● Problem statement
Go through the records and show each line where the word "Trasporto" occurs.

● Data to process
_____
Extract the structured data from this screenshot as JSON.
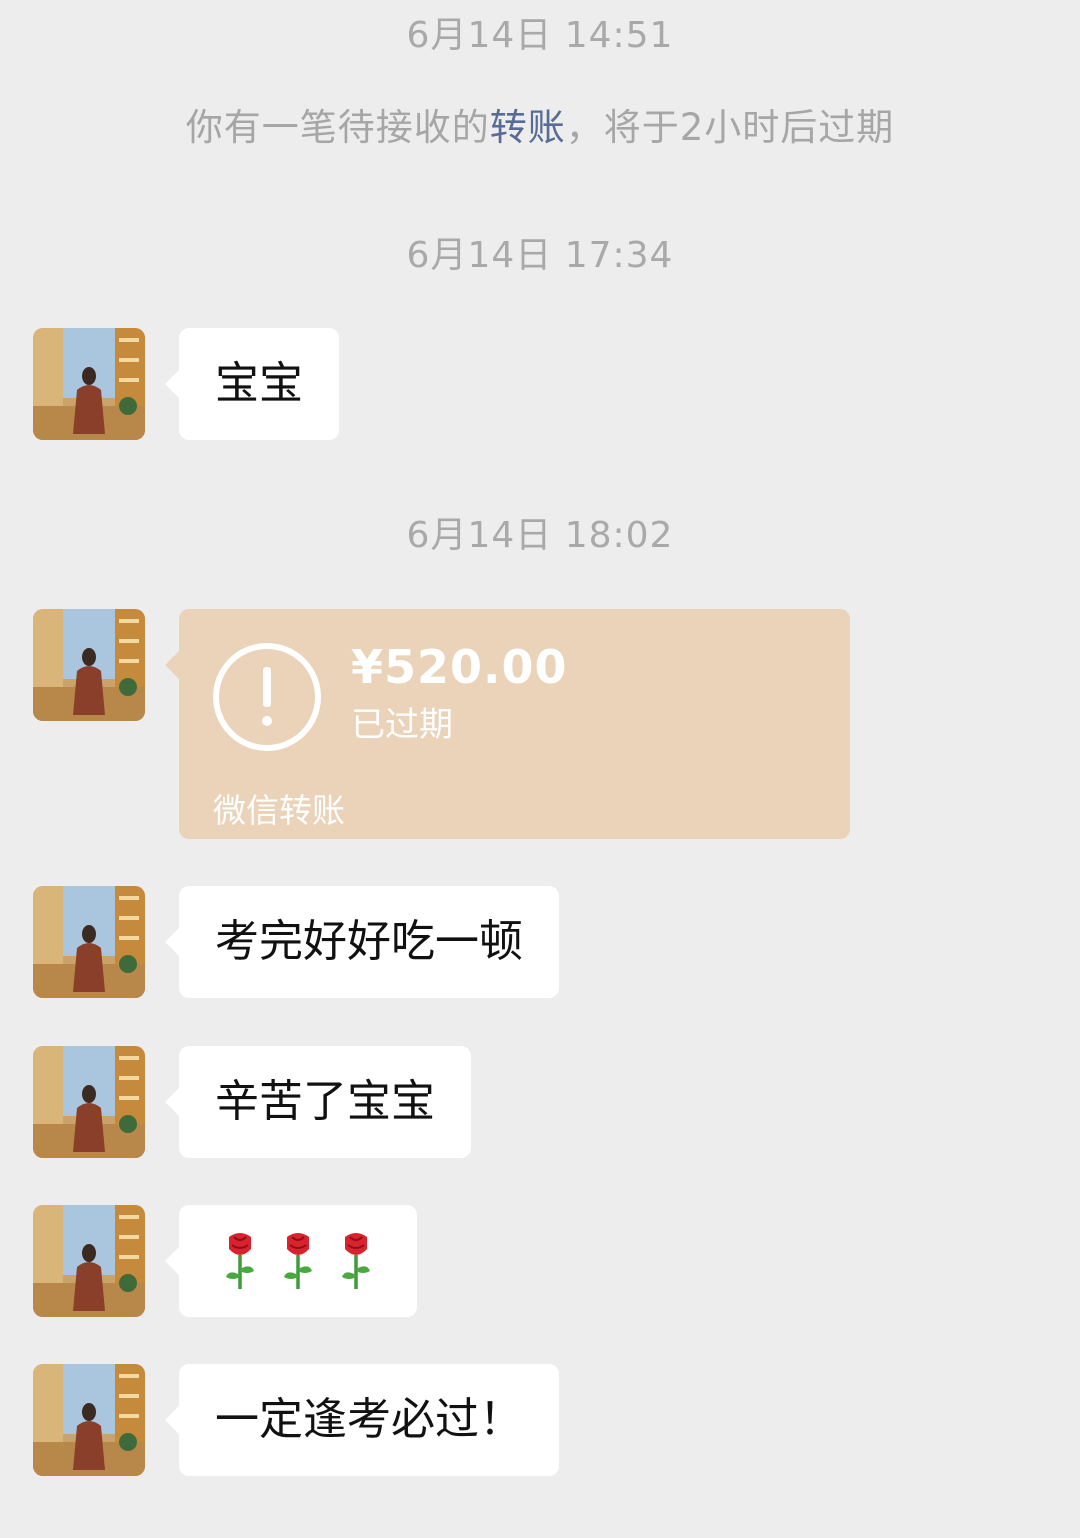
{
  "timestamps": [
    "6月14日 14:51",
    "6月14日 17:34",
    "6月14日 18:02"
  ],
  "system_notice": {
    "prefix": "你有一笔待接收的",
    "link": "转账",
    "suffix": "，将于2小时后过期"
  },
  "messages": {
    "m1": "宝宝",
    "m3": "考完好好吃一顿",
    "m4": "辛苦了宝宝",
    "m6": "一定逢考必过！"
  },
  "transfer": {
    "amount": "¥520.00",
    "status": "已过期",
    "label": "微信转账",
    "icon": "exclamation-circle-icon"
  },
  "emoji_message": {
    "icons": [
      "rose-icon",
      "rose-icon",
      "rose-icon"
    ]
  },
  "colors": {
    "background": "#ededed",
    "link": "#576b95",
    "transfer_expired": "#ead3b9",
    "bubble": "#ffffff"
  }
}
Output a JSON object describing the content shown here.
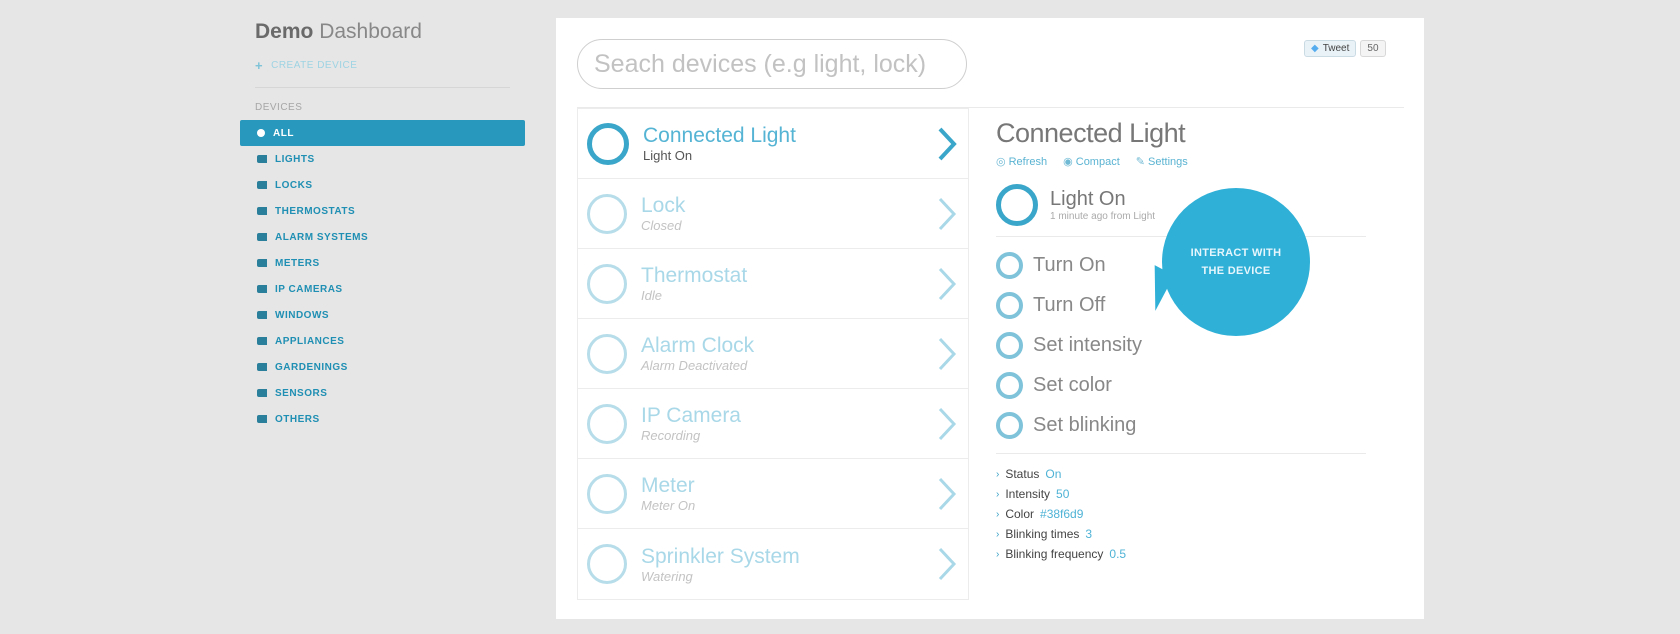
{
  "brand": {
    "bold": "Demo",
    "rest": " Dashboard"
  },
  "sidebar": {
    "create_label": "CREATE DEVICE",
    "section_heading": "DEVICES",
    "items": [
      {
        "label": "ALL",
        "active": true
      },
      {
        "label": "LIGHTS"
      },
      {
        "label": "LOCKS"
      },
      {
        "label": "THERMOSTATS"
      },
      {
        "label": "ALARM SYSTEMS"
      },
      {
        "label": "METERS"
      },
      {
        "label": "IP CAMERAS"
      },
      {
        "label": "WINDOWS"
      },
      {
        "label": "APPLIANCES"
      },
      {
        "label": "GARDENINGS"
      },
      {
        "label": "SENSORS"
      },
      {
        "label": "OTHERS"
      }
    ]
  },
  "search": {
    "placeholder": "Seach devices (e.g light, lock)"
  },
  "tweet": {
    "label": "Tweet",
    "count": "50"
  },
  "devices": [
    {
      "name": "Connected Light",
      "status": "Light On",
      "active": true
    },
    {
      "name": "Lock",
      "status": "Closed"
    },
    {
      "name": "Thermostat",
      "status": "Idle"
    },
    {
      "name": "Alarm Clock",
      "status": "Alarm Deactivated"
    },
    {
      "name": "IP Camera",
      "status": "Recording"
    },
    {
      "name": "Meter",
      "status": "Meter On"
    },
    {
      "name": "Sprinkler System",
      "status": "Watering"
    }
  ],
  "detail": {
    "title": "Connected Light",
    "links": [
      "Refresh",
      "Compact",
      "Settings"
    ],
    "state_name": "Light On",
    "state_sub": "1 minute ago from Light",
    "actions": [
      "Turn On",
      "Turn Off",
      "Set intensity",
      "Set color",
      "Set blinking"
    ],
    "props": [
      {
        "label": "Status",
        "value": "On"
      },
      {
        "label": "Intensity",
        "value": "50"
      },
      {
        "label": "Color",
        "value": "#38f6d9"
      },
      {
        "label": "Blinking times",
        "value": "3"
      },
      {
        "label": "Blinking frequency",
        "value": "0.5"
      }
    ]
  },
  "bubble": {
    "text": "INTERACT WITH THE DEVICE"
  },
  "colors": {
    "accent": "#2898bd",
    "bubble": "#2fb0d7",
    "ring": "#3aa6c9"
  }
}
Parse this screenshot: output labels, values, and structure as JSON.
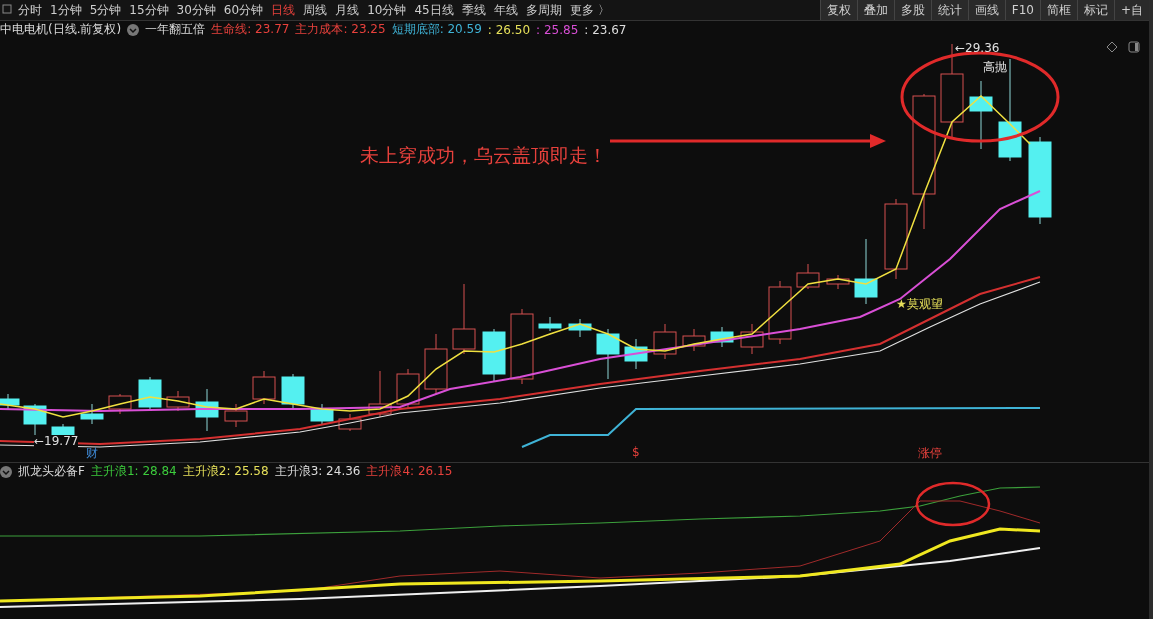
{
  "periods": [
    {
      "label": "分时",
      "selected": false
    },
    {
      "label": "1分钟",
      "selected": false
    },
    {
      "label": "5分钟",
      "selected": false
    },
    {
      "label": "15分钟",
      "selected": false
    },
    {
      "label": "30分钟",
      "selected": false
    },
    {
      "label": "60分钟",
      "selected": false
    },
    {
      "label": "日线",
      "selected": true
    },
    {
      "label": "周线",
      "selected": false
    },
    {
      "label": "月线",
      "selected": false
    },
    {
      "label": "10分钟",
      "selected": false
    },
    {
      "label": "45日线",
      "selected": false
    },
    {
      "label": "季线",
      "selected": false
    },
    {
      "label": "年线",
      "selected": false
    },
    {
      "label": "多周期",
      "selected": false
    },
    {
      "label": "更多 〉",
      "selected": false
    }
  ],
  "tools": [
    "复权",
    "叠加",
    "多股",
    "统计",
    "画线",
    "F10",
    "简框",
    "标记",
    "+自"
  ],
  "info": {
    "title": "中电电机(日线.前复权)",
    "indicator": "一年翻五倍",
    "values": [
      {
        "text": "生命线: 23.77",
        "color": "#e8413c"
      },
      {
        "text": "主力成本: 23.25",
        "color": "#e8413c"
      },
      {
        "text": "短期底部: 20.59",
        "color": "#3fb3d6"
      },
      {
        "text": ": 26.50",
        "color": "#e6e05a"
      },
      {
        "text": ": 25.85",
        "color": "#d94fd6"
      },
      {
        "text": ": 23.67",
        "color": "#dddddd"
      }
    ]
  },
  "chart": {
    "high_label": "←29.36",
    "low_label": "←19.77",
    "sell_label": "高抛",
    "watch_label": "★莫观望",
    "annotation": "未上穿成功，乌云盖顶即走！",
    "markers": [
      {
        "text": "财",
        "kind": "finance"
      },
      {
        "text": "$",
        "kind": "dollar"
      },
      {
        "text": "涨停",
        "kind": "limit"
      }
    ]
  },
  "sub": {
    "title": "抓龙头必备F",
    "values": [
      {
        "text": "主升浪1: 28.84",
        "color": "#3ccb3c"
      },
      {
        "text": "主升浪2: 25.58",
        "color": "#e6e05a"
      },
      {
        "text": "主升浪3: 24.36",
        "color": "#dddddd"
      },
      {
        "text": "主升浪4: 26.15",
        "color": "#e8413c"
      }
    ]
  }
}
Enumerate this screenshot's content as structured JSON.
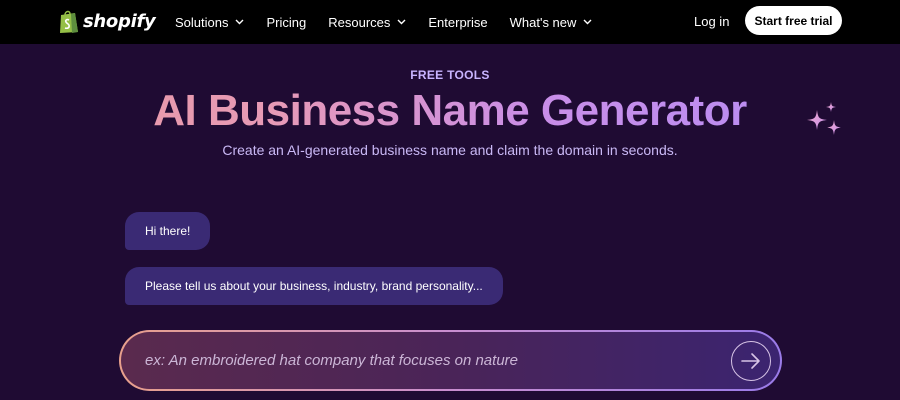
{
  "nav": {
    "logo_text": "shopify",
    "items": [
      {
        "label": "Solutions",
        "has_dropdown": true
      },
      {
        "label": "Pricing",
        "has_dropdown": false
      },
      {
        "label": "Resources",
        "has_dropdown": true
      },
      {
        "label": "Enterprise",
        "has_dropdown": false
      },
      {
        "label": "What's new",
        "has_dropdown": true
      }
    ],
    "login_label": "Log in",
    "cta_label": "Start free trial"
  },
  "hero": {
    "eyebrow": "FREE TOOLS",
    "title": "AI Business Name Generator",
    "subtitle": "Create an AI-generated business name and claim the domain in seconds.",
    "sparkle_icon": "sparkle-icon"
  },
  "chat": {
    "messages": [
      {
        "text": "Hi there!"
      },
      {
        "text": "Please tell us about your business, industry, brand personality..."
      }
    ]
  },
  "input": {
    "value": "",
    "placeholder": "ex: An embroidered hat company that focuses on nature",
    "send_icon": "arrow-right-icon"
  },
  "colors": {
    "nav_bg": "#000000",
    "page_bg": "#1f0b33",
    "bubble_bg": "#3a2a74",
    "accent": "#c8b4ff"
  }
}
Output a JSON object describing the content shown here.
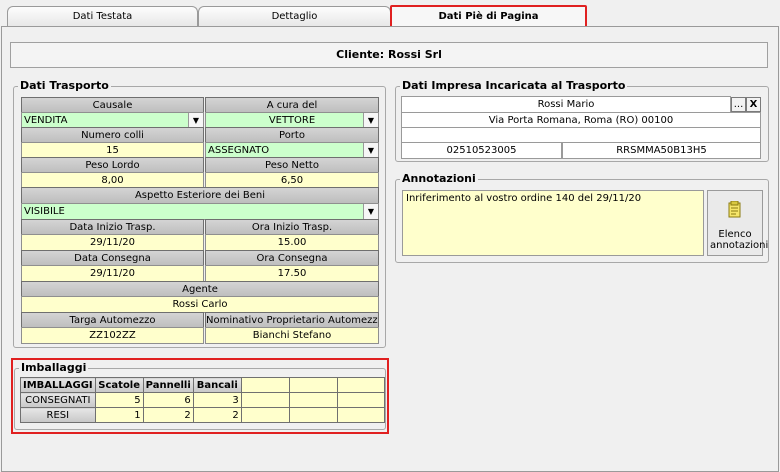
{
  "tabs": [
    {
      "label": "Dati Testata"
    },
    {
      "label": "Dettaglio"
    },
    {
      "label": "Dati Piè di Pagina"
    }
  ],
  "client": "Cliente: Rossi Srl",
  "transport": {
    "title": "Dati Trasporto",
    "causale": {
      "label": "Causale",
      "value": "VENDITA"
    },
    "a_cura": {
      "label": "A cura del",
      "value": "VETTORE"
    },
    "numero_colli": {
      "label": "Numero colli",
      "value": "15"
    },
    "porto": {
      "label": "Porto",
      "value": "ASSEGNATO"
    },
    "peso_lordo": {
      "label": "Peso Lordo",
      "value": "8,00"
    },
    "peso_netto": {
      "label": "Peso Netto",
      "value": "6,50"
    },
    "aspetto": {
      "label": "Aspetto Esteriore dei Beni",
      "value": "VISIBILE"
    },
    "data_inizio": {
      "label": "Data Inizio Trasp.",
      "value": "29/11/20"
    },
    "ora_inizio": {
      "label": "Ora Inizio Trasp.",
      "value": "15.00"
    },
    "data_consegna": {
      "label": "Data Consegna",
      "value": "29/11/20"
    },
    "ora_consegna": {
      "label": "Ora Consegna",
      "value": "17.50"
    },
    "agente": {
      "label": "Agente",
      "value": "Rossi Carlo"
    },
    "targa": {
      "label": "Targa Automezzo",
      "value": "ZZ102ZZ"
    },
    "proprietario": {
      "label": "Nominativo Proprietario Automezzo",
      "value": "Bianchi Stefano"
    }
  },
  "carrier": {
    "title": "Dati Impresa Incaricata al Trasporto",
    "name": "Rossi Mario",
    "address": "Via Porta Romana, Roma (RO) 00100",
    "piva": "02510523005",
    "cf": "RRSMMA50B13H5",
    "browse_label": "...",
    "clear_label": "X"
  },
  "annotations": {
    "title": "Annotazioni",
    "text": "Inriferimento al vostro ordine 140 del 29/11/20",
    "button_label": "Elenco annotazioni"
  },
  "packaging": {
    "title": "Imballaggi",
    "header": [
      "IMBALLAGGI",
      "Scatole",
      "Pannelli",
      "Bancali",
      "",
      "",
      ""
    ],
    "rows": [
      {
        "label": "CONSEGNATI",
        "values": [
          "5",
          "6",
          "3",
          "",
          "",
          ""
        ]
      },
      {
        "label": "RESI",
        "values": [
          "1",
          "2",
          "2",
          "",
          "",
          ""
        ]
      }
    ]
  }
}
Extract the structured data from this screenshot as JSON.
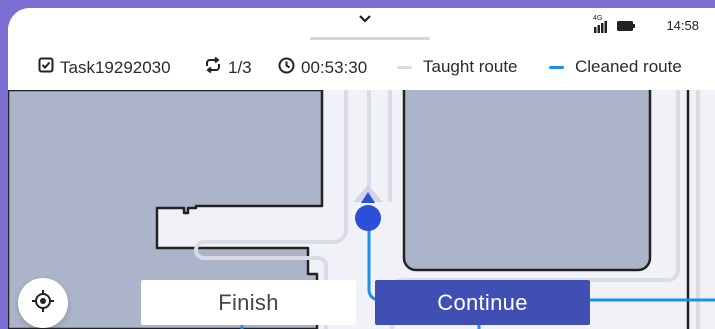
{
  "status_bar": {
    "signal": "4G",
    "time": "14:58"
  },
  "task_bar": {
    "task_name": "Task19292030",
    "loop": "1/3",
    "elapsed": "00:53:30",
    "legend": [
      {
        "label": "Taught route",
        "color": "#d9dbe3"
      },
      {
        "label": "Cleaned route",
        "color": "#1e8fe6"
      }
    ]
  },
  "actions": {
    "finish_label": "Finish",
    "continue_label": "Continue"
  },
  "colors": {
    "accent": "#3f4fb4",
    "obstacle": "#acb4c9",
    "cleaned_route": "#1e8fe6",
    "taught_route": "#d9dbe3",
    "robot": "#2d4ed8"
  },
  "icons": [
    "chevron-down-icon",
    "signal-icon",
    "battery-icon",
    "checkbox-icon",
    "loop-icon",
    "clock-icon",
    "locate-icon",
    "robot-icon"
  ]
}
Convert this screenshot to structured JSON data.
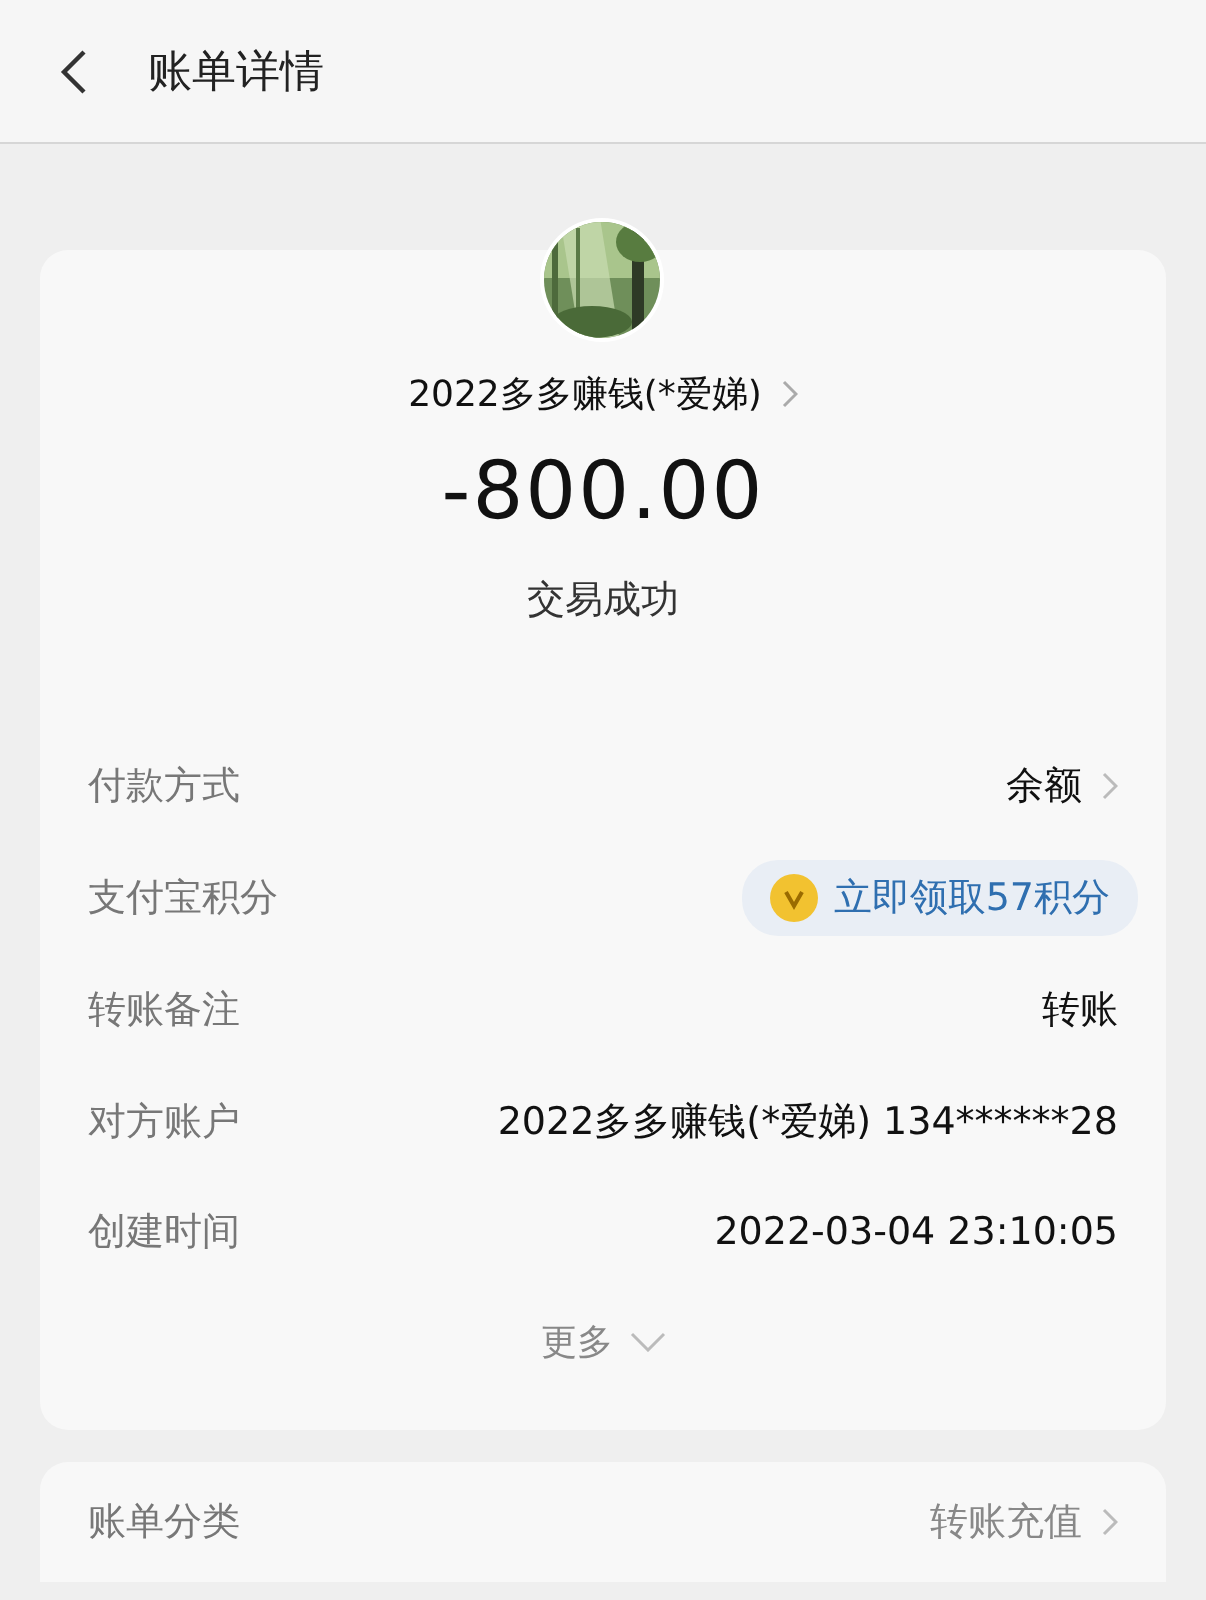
_____
● Result
    "title": "Dati Trasporto",
    "title": "Dati Impresa Incaricata al Trasporto",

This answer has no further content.